_AVAILABLE DATA_:

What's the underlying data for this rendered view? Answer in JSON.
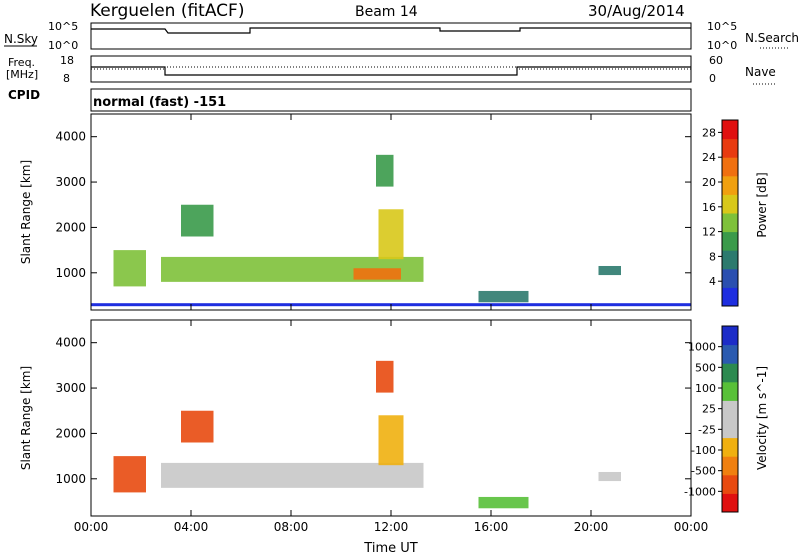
{
  "header": {
    "station": "Kerguelen (fitACF)",
    "beam": "Beam 14",
    "date": "30/Aug/2014"
  },
  "noise_panel": {
    "left_label": "N.Sky",
    "left_ticks": [
      "10^5",
      "10^0"
    ],
    "right_ticks": [
      "10^5",
      "10^0"
    ],
    "right_label": "N.Search"
  },
  "freq_panel": {
    "left_label_line1": "Freq.",
    "left_label_line2": "[MHz]",
    "left_ticks": [
      "18",
      "8"
    ],
    "right_ticks": [
      "60",
      "0"
    ],
    "right_label": "Nave"
  },
  "cpid": {
    "label": "CPID",
    "value": "normal (fast) -151"
  },
  "colors": {
    "power_scale": [
      "#1e2ee0",
      "#2a4fb0",
      "#2c7a6e",
      "#3a9a4a",
      "#7ec13a",
      "#d8c81a",
      "#f0a010",
      "#f07010",
      "#e83a10",
      "#e01010"
    ],
    "velocity_scale": [
      "#1c2cc8",
      "#2a5ab0",
      "#2c8a50",
      "#58c038",
      "#c8c8c8",
      "#c8c8c8",
      "#f0b010",
      "#f08010",
      "#e84a10",
      "#e01010"
    ]
  },
  "chart_data": [
    {
      "type": "heatmap",
      "title": "Power",
      "ylabel": "Slant Range [km]",
      "xlabel": "Time UT",
      "x_ticks": [
        "00:00",
        "04:00",
        "08:00",
        "12:00",
        "16:00",
        "20:00",
        "00:00"
      ],
      "y_ticks": [
        "1000",
        "2000",
        "3000",
        "4000"
      ],
      "ylim": [
        180,
        4500
      ],
      "xlim_hours": [
        0,
        24
      ],
      "colorbar": {
        "label": "Power [dB]",
        "ticks": [
          "4",
          "8",
          "12",
          "16",
          "20",
          "24",
          "28"
        ],
        "range": [
          0,
          30
        ]
      },
      "echo_regions": [
        {
          "t_start": 0.9,
          "t_end": 2.2,
          "r_low": 700,
          "r_high": 1500,
          "value": 12
        },
        {
          "t_start": 2.8,
          "t_end": 13.3,
          "r_low": 800,
          "r_high": 1350,
          "value": 14
        },
        {
          "t_start": 10.5,
          "t_end": 12.4,
          "r_low": 850,
          "r_high": 1100,
          "value": 22
        },
        {
          "t_start": 3.6,
          "t_end": 4.9,
          "r_low": 1800,
          "r_high": 2500,
          "value": 10
        },
        {
          "t_start": 11.4,
          "t_end": 12.1,
          "r_low": 2900,
          "r_high": 3600,
          "value": 10
        },
        {
          "t_start": 11.5,
          "t_end": 12.5,
          "r_low": 1300,
          "r_high": 2400,
          "value": 15
        },
        {
          "t_start": 15.5,
          "t_end": 17.5,
          "r_low": 350,
          "r_high": 600,
          "value": 8
        },
        {
          "t_start": 20.3,
          "t_end": 21.2,
          "r_low": 950,
          "r_high": 1150,
          "value": 8
        }
      ]
    },
    {
      "type": "heatmap",
      "title": "Velocity",
      "ylabel": "Slant Range [km]",
      "xlabel": "Time UT",
      "x_ticks": [
        "00:00",
        "04:00",
        "08:00",
        "12:00",
        "16:00",
        "20:00",
        "00:00"
      ],
      "y_ticks": [
        "1000",
        "2000",
        "3000",
        "4000"
      ],
      "ylim": [
        180,
        4500
      ],
      "xlim_hours": [
        0,
        24
      ],
      "colorbar": {
        "label": "Velocity [m s^-1]",
        "ticks": [
          "1000",
          "500",
          "100",
          "25",
          "-25",
          "-100",
          "-500",
          "-1000"
        ]
      },
      "echo_regions": [
        {
          "t_start": 0.9,
          "t_end": 2.2,
          "r_low": 700,
          "r_high": 1500,
          "value": -300
        },
        {
          "t_start": 2.8,
          "t_end": 13.3,
          "r_low": 800,
          "r_high": 1350,
          "value": 0
        },
        {
          "t_start": 3.6,
          "t_end": 4.9,
          "r_low": 1800,
          "r_high": 2500,
          "value": -300
        },
        {
          "t_start": 11.4,
          "t_end": 12.1,
          "r_low": 2900,
          "r_high": 3600,
          "value": -300
        },
        {
          "t_start": 11.5,
          "t_end": 12.5,
          "r_low": 1300,
          "r_high": 2400,
          "value": -100
        },
        {
          "t_start": 15.5,
          "t_end": 17.5,
          "r_low": 350,
          "r_high": 600,
          "value": 100
        },
        {
          "t_start": 20.3,
          "t_end": 21.2,
          "r_low": 950,
          "r_high": 1150,
          "value": 0
        }
      ]
    }
  ]
}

_WHAT YOU WILL DO_: Transcribe the material exactly, keeping every word and none of the pictures.

_RESULT FOR THIS TASK_:
What's the underlying data for this rendered view? Answer in JSON.
{
  "header": {
    "station": "Kerguelen (fitACF)",
    "beam": "Beam 14",
    "date": "30/Aug/2014"
  },
  "noise_panel": {
    "left_label": "N.Sky",
    "left_ticks": [
      "10^5",
      "10^0"
    ],
    "right_ticks": [
      "10^5",
      "10^0"
    ],
    "right_label": "N.Search"
  },
  "freq_panel": {
    "left_label_line1": "Freq.",
    "left_label_line2": "[MHz]",
    "left_ticks": [
      "18",
      "8"
    ],
    "right_ticks": [
      "60",
      "0"
    ],
    "right_label": "Nave"
  },
  "cpid": {
    "label": "CPID",
    "value": "normal (fast) -151"
  },
  "colors": {
    "power_scale": [
      "#1e2ee0",
      "#2a4fb0",
      "#2c7a6e",
      "#3a9a4a",
      "#7ec13a",
      "#d8c81a",
      "#f0a010",
      "#f07010",
      "#e83a10",
      "#e01010"
    ],
    "velocity_scale": [
      "#1c2cc8",
      "#2a5ab0",
      "#2c8a50",
      "#58c038",
      "#c8c8c8",
      "#c8c8c8",
      "#f0b010",
      "#f08010",
      "#e84a10",
      "#e01010"
    ]
  },
  "chart_data": [
    {
      "type": "heatmap",
      "title": "Power",
      "ylabel": "Slant Range [km]",
      "xlabel": "Time UT",
      "x_ticks": [
        "00:00",
        "04:00",
        "08:00",
        "12:00",
        "16:00",
        "20:00",
        "00:00"
      ],
      "y_ticks": [
        "1000",
        "2000",
        "3000",
        "4000"
      ],
      "ylim": [
        180,
        4500
      ],
      "xlim_hours": [
        0,
        24
      ],
      "colorbar": {
        "label": "Power [dB]",
        "ticks": [
          "4",
          "8",
          "12",
          "16",
          "20",
          "24",
          "28"
        ],
        "range": [
          0,
          30
        ]
      },
      "echo_regions": [
        {
          "t_start": 0.9,
          "t_end": 2.2,
          "r_low": 700,
          "r_high": 1500,
          "value": 12
        },
        {
          "t_start": 2.8,
          "t_end": 13.3,
          "r_low": 800,
          "r_high": 1350,
          "value": 14
        },
        {
          "t_start": 10.5,
          "t_end": 12.4,
          "r_low": 850,
          "r_high": 1100,
          "value": 22
        },
        {
          "t_start": 3.6,
          "t_end": 4.9,
          "r_low": 1800,
          "r_high": 2500,
          "value": 10
        },
        {
          "t_start": 11.4,
          "t_end": 12.1,
          "r_low": 2900,
          "r_high": 3600,
          "value": 10
        },
        {
          "t_start": 11.5,
          "t_end": 12.5,
          "r_low": 1300,
          "r_high": 2400,
          "value": 15
        },
        {
          "t_start": 15.5,
          "t_end": 17.5,
          "r_low": 350,
          "r_high": 600,
          "value": 8
        },
        {
          "t_start": 20.3,
          "t_end": 21.2,
          "r_low": 950,
          "r_high": 1150,
          "value": 8
        }
      ]
    },
    {
      "type": "heatmap",
      "title": "Velocity",
      "ylabel": "Slant Range [km]",
      "xlabel": "Time UT",
      "x_ticks": [
        "00:00",
        "04:00",
        "08:00",
        "12:00",
        "16:00",
        "20:00",
        "00:00"
      ],
      "y_ticks": [
        "1000",
        "2000",
        "3000",
        "4000"
      ],
      "ylim": [
        180,
        4500
      ],
      "xlim_hours": [
        0,
        24
      ],
      "colorbar": {
        "label": "Velocity [m s^-1]",
        "ticks": [
          "1000",
          "500",
          "100",
          "25",
          "-25",
          "-100",
          "-500",
          "-1000"
        ]
      },
      "echo_regions": [
        {
          "t_start": 0.9,
          "t_end": 2.2,
          "r_low": 700,
          "r_high": 1500,
          "value": -300
        },
        {
          "t_start": 2.8,
          "t_end": 13.3,
          "r_low": 800,
          "r_high": 1350,
          "value": 0
        },
        {
          "t_start": 3.6,
          "t_end": 4.9,
          "r_low": 1800,
          "r_high": 2500,
          "value": -300
        },
        {
          "t_start": 11.4,
          "t_end": 12.1,
          "r_low": 2900,
          "r_high": 3600,
          "value": -300
        },
        {
          "t_start": 11.5,
          "t_end": 12.5,
          "r_low": 1300,
          "r_high": 2400,
          "value": -100
        },
        {
          "t_start": 15.5,
          "t_end": 17.5,
          "r_low": 350,
          "r_high": 600,
          "value": 100
        },
        {
          "t_start": 20.3,
          "t_end": 21.2,
          "r_low": 950,
          "r_high": 1150,
          "value": 0
        }
      ]
    }
  ]
}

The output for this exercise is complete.